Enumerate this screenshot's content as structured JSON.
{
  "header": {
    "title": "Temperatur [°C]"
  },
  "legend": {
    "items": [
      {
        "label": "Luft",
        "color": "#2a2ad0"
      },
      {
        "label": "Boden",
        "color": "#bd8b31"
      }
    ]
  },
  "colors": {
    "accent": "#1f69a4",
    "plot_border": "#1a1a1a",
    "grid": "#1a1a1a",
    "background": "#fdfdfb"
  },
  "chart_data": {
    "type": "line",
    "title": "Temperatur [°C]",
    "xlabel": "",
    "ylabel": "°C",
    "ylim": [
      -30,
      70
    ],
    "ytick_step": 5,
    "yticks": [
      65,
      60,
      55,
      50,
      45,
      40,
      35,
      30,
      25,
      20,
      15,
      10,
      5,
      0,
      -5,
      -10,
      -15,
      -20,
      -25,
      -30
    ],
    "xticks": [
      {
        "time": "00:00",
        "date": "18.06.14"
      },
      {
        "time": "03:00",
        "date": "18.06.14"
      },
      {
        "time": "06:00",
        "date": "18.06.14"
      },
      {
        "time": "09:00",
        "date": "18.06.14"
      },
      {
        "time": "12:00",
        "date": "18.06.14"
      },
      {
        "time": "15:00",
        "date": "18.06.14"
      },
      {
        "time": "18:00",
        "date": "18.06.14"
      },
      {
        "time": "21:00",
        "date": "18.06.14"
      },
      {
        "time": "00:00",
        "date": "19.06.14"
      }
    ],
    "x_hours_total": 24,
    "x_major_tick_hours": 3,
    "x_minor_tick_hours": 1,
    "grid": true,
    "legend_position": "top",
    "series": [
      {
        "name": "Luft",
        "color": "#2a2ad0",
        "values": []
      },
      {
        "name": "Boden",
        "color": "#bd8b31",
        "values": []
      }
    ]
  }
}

◆ ◆ ◆ ◆

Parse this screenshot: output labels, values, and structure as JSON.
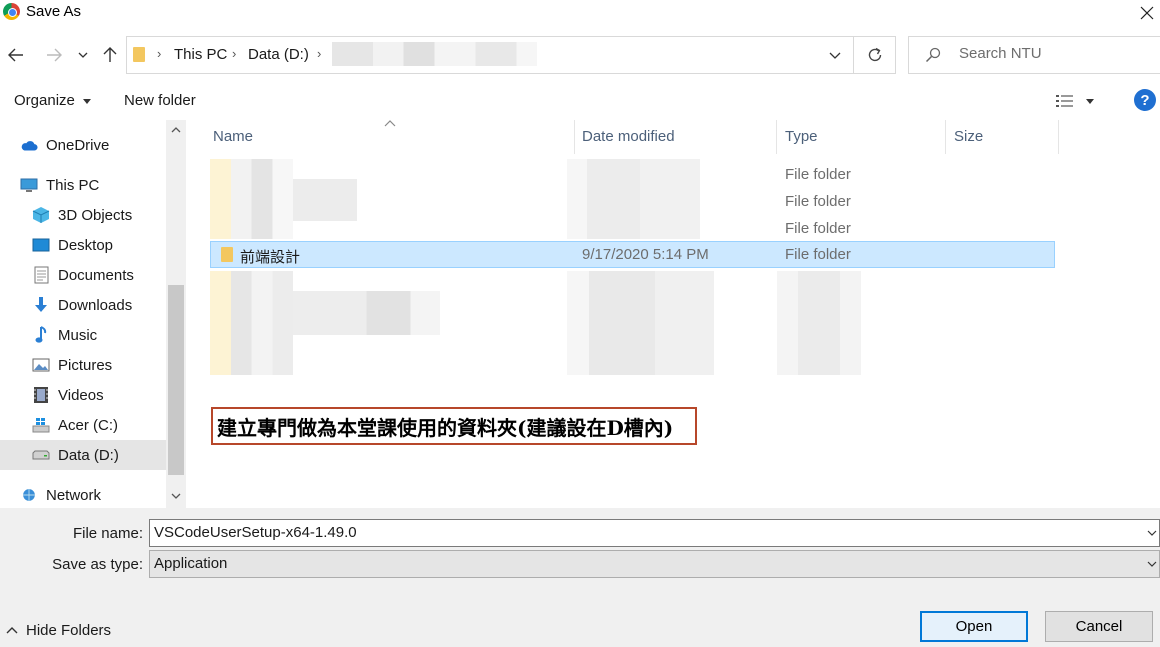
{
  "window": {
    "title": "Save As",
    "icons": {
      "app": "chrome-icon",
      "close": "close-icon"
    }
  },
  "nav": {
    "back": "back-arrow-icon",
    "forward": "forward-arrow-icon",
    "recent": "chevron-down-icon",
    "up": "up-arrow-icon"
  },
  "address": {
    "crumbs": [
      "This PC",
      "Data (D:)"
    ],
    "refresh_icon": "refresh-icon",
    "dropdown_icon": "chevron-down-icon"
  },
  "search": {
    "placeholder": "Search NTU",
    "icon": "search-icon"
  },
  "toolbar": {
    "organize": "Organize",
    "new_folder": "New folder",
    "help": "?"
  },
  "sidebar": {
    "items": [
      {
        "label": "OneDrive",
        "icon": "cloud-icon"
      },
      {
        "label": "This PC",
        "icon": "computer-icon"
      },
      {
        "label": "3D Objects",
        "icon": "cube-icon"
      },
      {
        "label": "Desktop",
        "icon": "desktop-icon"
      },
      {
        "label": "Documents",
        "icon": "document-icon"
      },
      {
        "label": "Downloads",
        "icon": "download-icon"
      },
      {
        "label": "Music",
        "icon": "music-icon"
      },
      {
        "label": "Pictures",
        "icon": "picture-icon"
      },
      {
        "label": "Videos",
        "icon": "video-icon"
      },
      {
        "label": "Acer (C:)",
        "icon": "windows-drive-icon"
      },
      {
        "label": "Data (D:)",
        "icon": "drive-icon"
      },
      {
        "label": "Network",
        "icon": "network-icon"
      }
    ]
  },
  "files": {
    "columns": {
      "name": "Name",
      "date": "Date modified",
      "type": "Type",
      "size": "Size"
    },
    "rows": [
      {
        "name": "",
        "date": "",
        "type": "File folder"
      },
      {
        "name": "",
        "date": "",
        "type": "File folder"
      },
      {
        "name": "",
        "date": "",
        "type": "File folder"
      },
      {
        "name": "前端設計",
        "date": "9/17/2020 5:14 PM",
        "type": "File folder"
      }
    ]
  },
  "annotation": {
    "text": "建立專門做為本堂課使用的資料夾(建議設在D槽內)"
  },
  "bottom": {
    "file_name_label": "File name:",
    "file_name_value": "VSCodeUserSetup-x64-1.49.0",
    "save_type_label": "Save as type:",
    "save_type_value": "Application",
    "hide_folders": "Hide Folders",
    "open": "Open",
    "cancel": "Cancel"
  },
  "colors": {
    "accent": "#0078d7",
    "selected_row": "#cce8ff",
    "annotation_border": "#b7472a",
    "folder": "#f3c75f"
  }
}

◆ ◆ ◆ ◆

- _EXERCISE BRIEF_
Search the entries for the word "Temperatur" and pick out every line that holds it.

- _RESULT BELOW_
    "title": "Temperatur [°C]"
    "title": "Temperatur [°C]",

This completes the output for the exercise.